● **The task**: Pick out the lines containing "MATCH".

>> BEGIN

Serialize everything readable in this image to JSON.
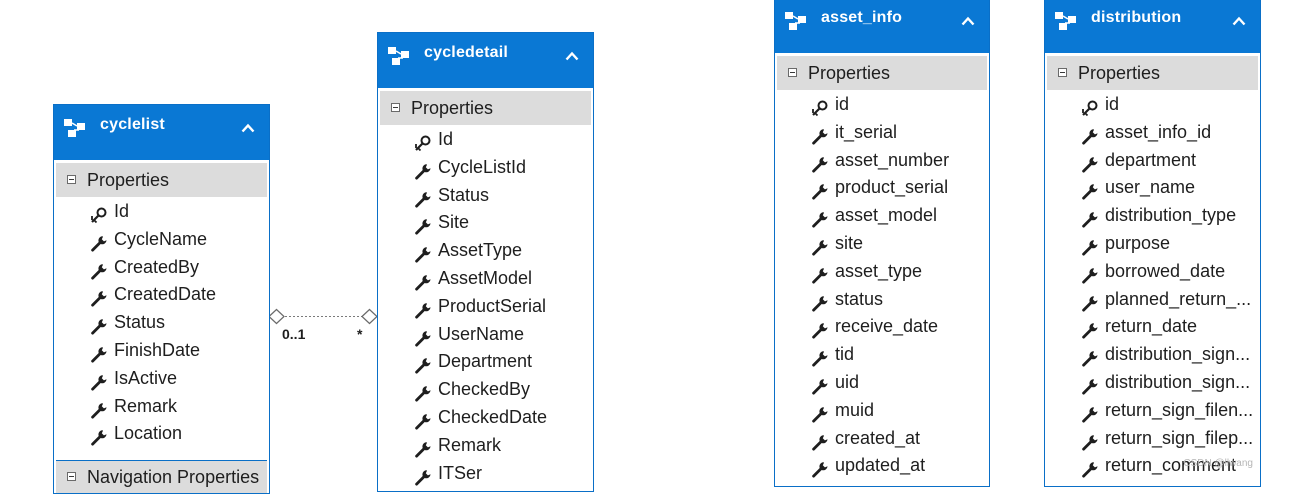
{
  "colors": {
    "header": "#0a78d4",
    "border": "#0a6fc7",
    "section": "#dcdcdc"
  },
  "icons": {
    "entity": "entity-icon",
    "key": "key-icon",
    "property": "wrench-icon",
    "collapse": "chevron-up-icon"
  },
  "entities": [
    {
      "id": "cyclelist",
      "title": "cyclelist",
      "section": "Properties",
      "nav_section": "Navigation Properties",
      "properties": [
        {
          "name": "Id",
          "key": true
        },
        {
          "name": "CycleName",
          "key": false
        },
        {
          "name": "CreatedBy",
          "key": false
        },
        {
          "name": "CreatedDate",
          "key": false
        },
        {
          "name": "Status",
          "key": false
        },
        {
          "name": "FinishDate",
          "key": false
        },
        {
          "name": "IsActive",
          "key": false
        },
        {
          "name": "Remark",
          "key": false
        },
        {
          "name": "Location",
          "key": false
        }
      ]
    },
    {
      "id": "cycledetail",
      "title": "cycledetail",
      "section": "Properties",
      "properties": [
        {
          "name": "Id",
          "key": true
        },
        {
          "name": "CycleListId",
          "key": false
        },
        {
          "name": "Status",
          "key": false
        },
        {
          "name": "Site",
          "key": false
        },
        {
          "name": "AssetType",
          "key": false
        },
        {
          "name": "AssetModel",
          "key": false
        },
        {
          "name": "ProductSerial",
          "key": false
        },
        {
          "name": "UserName",
          "key": false
        },
        {
          "name": "Department",
          "key": false
        },
        {
          "name": "CheckedBy",
          "key": false
        },
        {
          "name": "CheckedDate",
          "key": false
        },
        {
          "name": "Remark",
          "key": false
        },
        {
          "name": "ITSer",
          "key": false
        }
      ]
    },
    {
      "id": "asset_info",
      "title": "asset_info",
      "section": "Properties",
      "properties": [
        {
          "name": "id",
          "key": true
        },
        {
          "name": "it_serial",
          "key": false
        },
        {
          "name": "asset_number",
          "key": false
        },
        {
          "name": "product_serial",
          "key": false
        },
        {
          "name": "asset_model",
          "key": false
        },
        {
          "name": "site",
          "key": false
        },
        {
          "name": "asset_type",
          "key": false
        },
        {
          "name": "status",
          "key": false
        },
        {
          "name": "receive_date",
          "key": false
        },
        {
          "name": "tid",
          "key": false
        },
        {
          "name": "uid",
          "key": false
        },
        {
          "name": "muid",
          "key": false
        },
        {
          "name": "created_at",
          "key": false
        },
        {
          "name": "updated_at",
          "key": false
        }
      ]
    },
    {
      "id": "distribution",
      "title": "distribution",
      "section": "Properties",
      "properties": [
        {
          "name": "id",
          "key": true
        },
        {
          "name": "asset_info_id",
          "key": false
        },
        {
          "name": "department",
          "key": false
        },
        {
          "name": "user_name",
          "key": false
        },
        {
          "name": "distribution_type",
          "key": false
        },
        {
          "name": "purpose",
          "key": false
        },
        {
          "name": "borrowed_date",
          "key": false
        },
        {
          "name": "planned_return_...",
          "key": false
        },
        {
          "name": "return_date",
          "key": false
        },
        {
          "name": "distribution_sign...",
          "key": false
        },
        {
          "name": "distribution_sign...",
          "key": false
        },
        {
          "name": "return_sign_filen...",
          "key": false
        },
        {
          "name": "return_sign_filep...",
          "key": false
        },
        {
          "name": "return_comment",
          "key": false
        }
      ]
    }
  ],
  "association": {
    "left": "0..1",
    "right": "*"
  },
  "watermark": "CSDN @llwang"
}
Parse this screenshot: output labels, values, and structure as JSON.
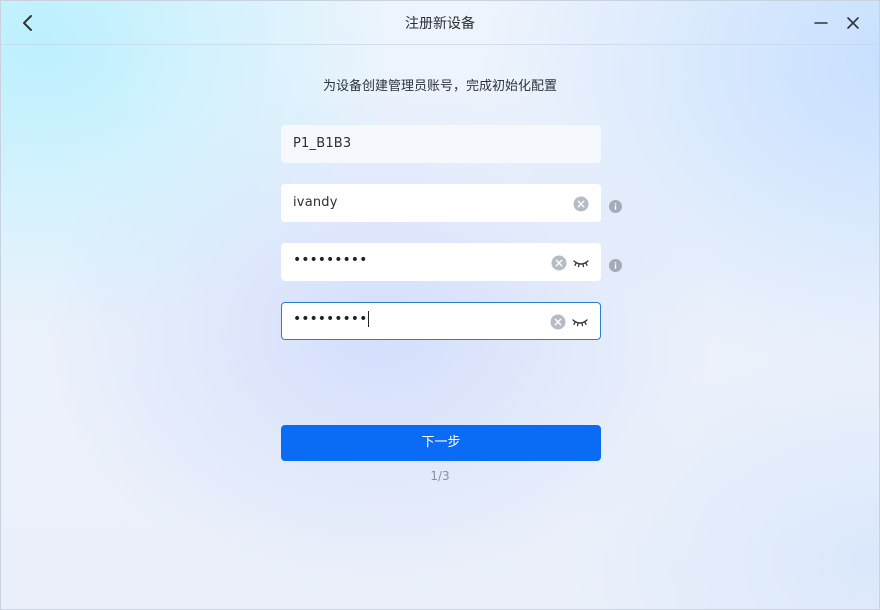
{
  "window": {
    "title": "注册新设备",
    "subtitle": "为设备创建管理员账号，完成初始化配置"
  },
  "icons": {
    "back": "chevron-left-icon",
    "minimize": "minimize-icon",
    "close": "close-icon",
    "clear": "clear-circle-icon",
    "eye": "eye-closed-icon",
    "info": "info-icon"
  },
  "form": {
    "device_name": {
      "value": "P1_B1B3"
    },
    "username": {
      "value": "ivandy"
    },
    "password": {
      "masked_value": "•••••••••"
    },
    "confirm_password": {
      "masked_value": "•••••••••"
    }
  },
  "actions": {
    "next_label": "下一步"
  },
  "progress": {
    "step_text": "1/3"
  },
  "colors": {
    "primary": "#0a6cf5",
    "focus_border": "#2a7fc8"
  }
}
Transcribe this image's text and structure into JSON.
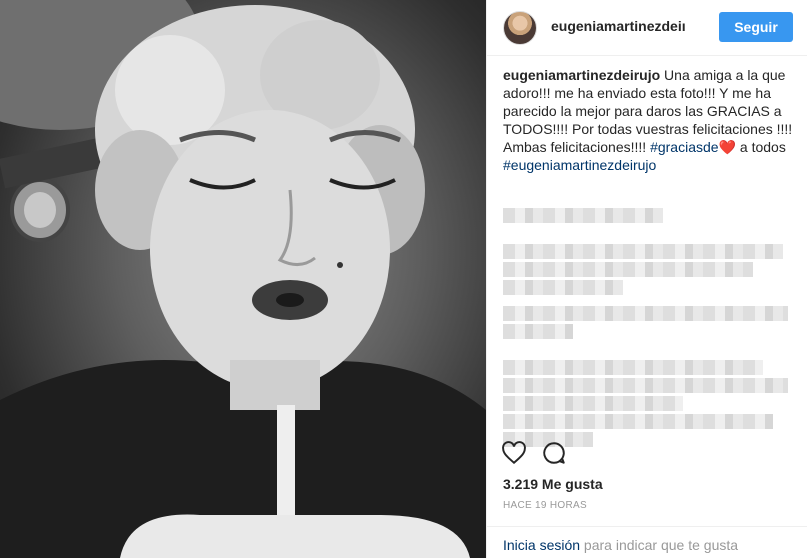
{
  "post": {
    "username": "eugeniamartinezdeirujo",
    "username_header": "eugeniamartinezdeiı",
    "follow_label": "Seguir",
    "caption": {
      "text_1": "Una amiga a la que adoro!!! me ha enviado esta foto!!! Y me ha parecido la mejor para daros las GRACIAS a TODOS!!!! Por todas vuestras felicitaciones !!!! Ambas felicitaciones!!!!",
      "hashtag_1": "#graciasde",
      "heart": "❤️",
      "text_2": "a todos",
      "hashtag_2": "#eugeniamartinezdeirujo"
    },
    "likes": "3.219 Me gusta",
    "time": "HACE 19 HORAS"
  },
  "footer": {
    "login_label": "Inicia sesión",
    "rest": " para indicar que te gusta"
  },
  "icons": {
    "like": "heart-icon",
    "comment": "comment-icon"
  },
  "colors": {
    "follow_button": "#3897f0",
    "hashtag": "#003569",
    "muted": "#999999"
  }
}
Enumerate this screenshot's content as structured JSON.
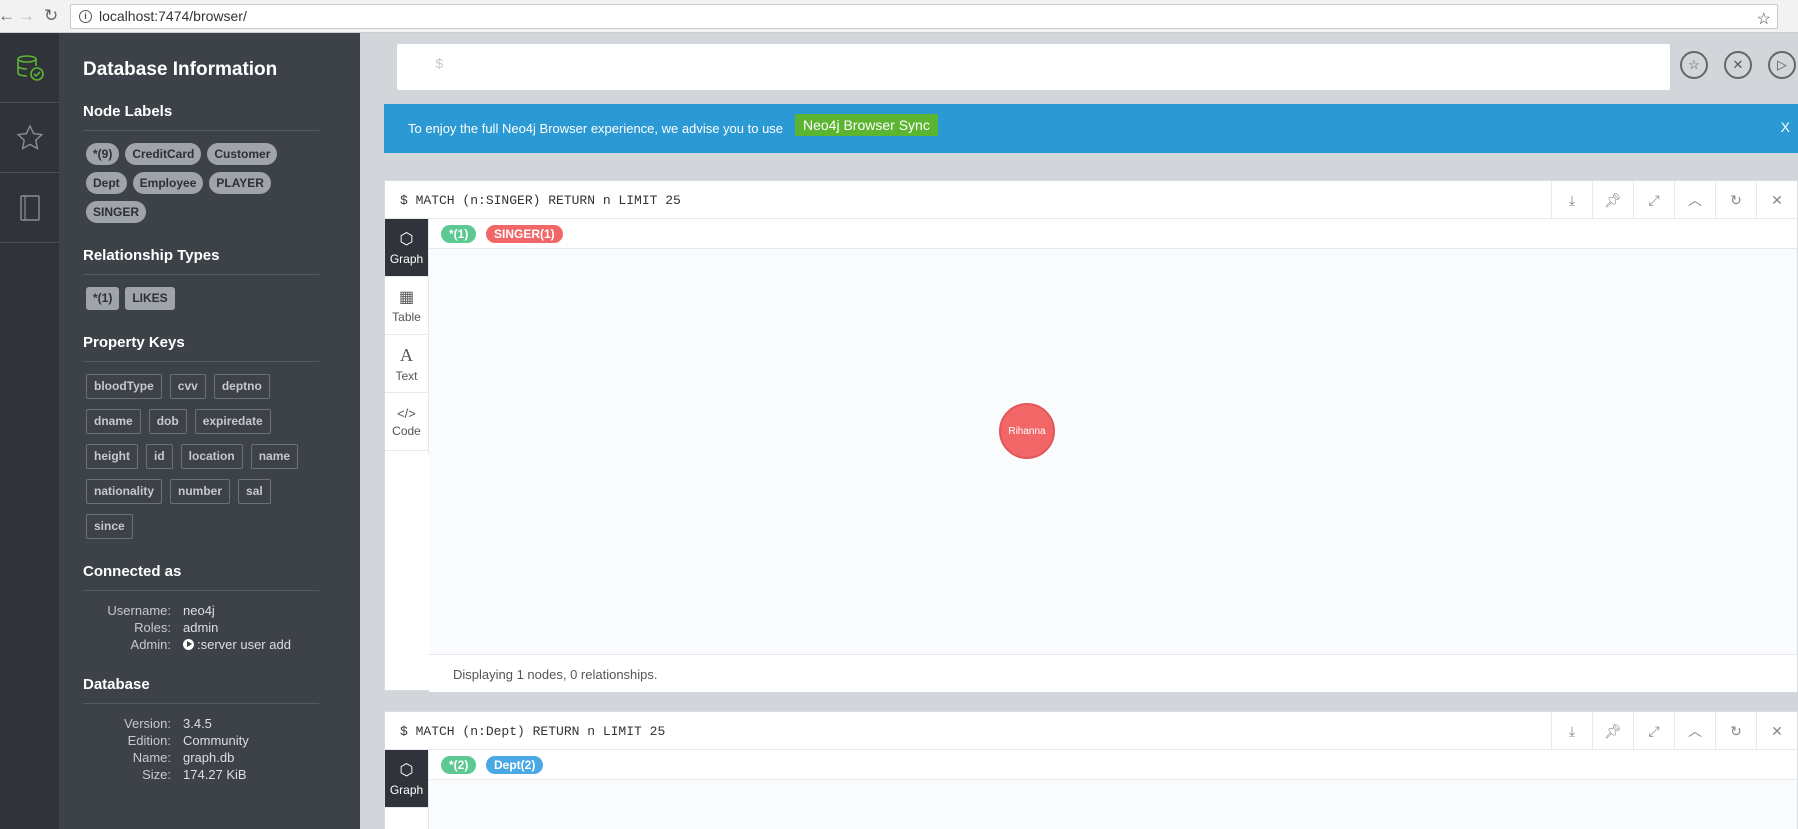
{
  "browser": {
    "url": "localhost:7474/browser/",
    "back": "←",
    "forward": "→",
    "reload": "↻",
    "info": "i",
    "star": "☆"
  },
  "sidebar": {
    "title": "Database Information",
    "node_labels_heading": "Node Labels",
    "node_labels": [
      "*(9)",
      "CreditCard",
      "Customer",
      "Dept",
      "Employee",
      "PLAYER",
      "SINGER"
    ],
    "rel_types_heading": "Relationship Types",
    "rel_types": [
      "*(1)",
      "LIKES"
    ],
    "prop_keys_heading": "Property Keys",
    "prop_keys": [
      "bloodType",
      "cvv",
      "deptno",
      "dname",
      "dob",
      "expiredate",
      "height",
      "id",
      "location",
      "name",
      "nationality",
      "number",
      "sal",
      "since"
    ],
    "connected_heading": "Connected as",
    "username_label": "Username:",
    "username": "neo4j",
    "roles_label": "Roles:",
    "roles": "admin",
    "admin_label": "Admin:",
    "admin": ":server user add",
    "db_heading": "Database",
    "version_label": "Version:",
    "version": "3.4.5",
    "edition_label": "Edition:",
    "edition": "Community",
    "name_label": "Name:",
    "name": "graph.db",
    "size_label": "Size:",
    "size": "174.27 KiB"
  },
  "editor": {
    "prompt": "$"
  },
  "banner": {
    "text": "To enjoy the full Neo4j Browser experience, we advise you to use",
    "button": "Neo4j Browser Sync",
    "close": "X"
  },
  "frames": [
    {
      "query": "$ MATCH (n:SINGER) RETURN n LIMIT 25",
      "pills": [
        {
          "label": "*(1)",
          "color": "#5bc991"
        },
        {
          "label": "SINGER(1)",
          "color": "#f16667"
        }
      ],
      "nodes": [
        "Rihanna"
      ],
      "status": "Displaying 1 nodes, 0 relationships."
    },
    {
      "query": "$ MATCH (n:Dept) RETURN n LIMIT 25",
      "pills": [
        {
          "label": "*(2)",
          "color": "#5bc991"
        },
        {
          "label": "Dept(2)",
          "color": "#4aa8e5"
        }
      ]
    }
  ],
  "tabs": [
    "Graph",
    "Table",
    "Text",
    "Code"
  ]
}
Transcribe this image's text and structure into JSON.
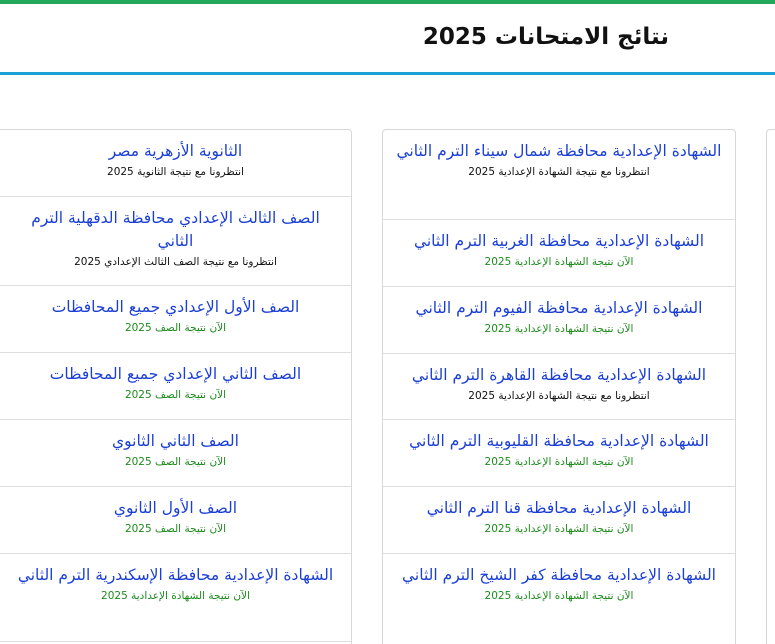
{
  "header": {
    "title": "نتائج الامتحانات 2025"
  },
  "colors": {
    "top_strip": "#22a65a",
    "header_line": "#1aa1d6",
    "link": "#1b3fd6",
    "note_now": "#1c8a1c",
    "note_wait": "#111111"
  },
  "middle": [
    {
      "title": "الشهادة الإعدادية محافظة شمال سيناء الترم الثاني",
      "note": "انتظرونا مع نتيجة الشهادة الإعدادية 2025"
    },
    {
      "title": "الشهادة الإعدادية محافظة الغربية الترم الثاني",
      "note": "الآن نتيجة الشهادة الإعدادية 2025"
    },
    {
      "title": "الشهادة الإعدادية محافظة الفيوم الترم الثاني",
      "note": "الآن نتيجة الشهادة الإعدادية 2025"
    },
    {
      "title": "الشهادة الإعدادية محافظة القاهرة الترم الثاني",
      "note": "انتظرونا مع نتيجة الشهادة الإعدادية 2025"
    },
    {
      "title": "الشهادة الإعدادية محافظة القليوبية الترم الثاني",
      "note": "الآن نتيجة الشهادة الإعدادية 2025"
    },
    {
      "title": "الشهادة الإعدادية محافظة قنا الترم الثاني",
      "note": "الآن نتيجة الشهادة الإعدادية 2025"
    },
    {
      "title": "الشهادة الإعدادية محافظة كفر الشيخ الترم الثاني",
      "note": "الآن نتيجة الشهادة الإعدادية 2025"
    }
  ],
  "left": [
    {
      "title": "الثانوية الأزهرية مصر",
      "note": "انتظرونا مع نتيجة الثانوية 2025"
    },
    {
      "title": "الصف الثالث الإعدادي محافظة الدقهلية الترم الثاني",
      "note": "انتظرونا مع نتيجة الصف الثالث الإعدادي 2025"
    },
    {
      "title": "الصف الأول الإعدادي جميع المحافظات",
      "note": "الآن نتيجة الصف 2025"
    },
    {
      "title": "الصف الثاني الإعدادي جميع المحافظات",
      "note": "الآن نتيجة الصف 2025"
    },
    {
      "title": "الصف الثاني الثانوي",
      "note": "الآن نتيجة الصف 2025"
    },
    {
      "title": "الصف الأول الثانوي",
      "note": "الآن نتيجة الصف 2025"
    },
    {
      "title": "الشهادة الإعدادية محافظة الإسكندرية الترم الثاني",
      "note": "الآن نتيجة الشهادة الإعدادية 2025"
    }
  ]
}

>> END

● **Reply to the task**:
      "query": "$ MATCH (n:SINGER) RETURN n LIMIT 25",
      "query": "$ MATCH (n:Dept) RETURN n LIMIT 25",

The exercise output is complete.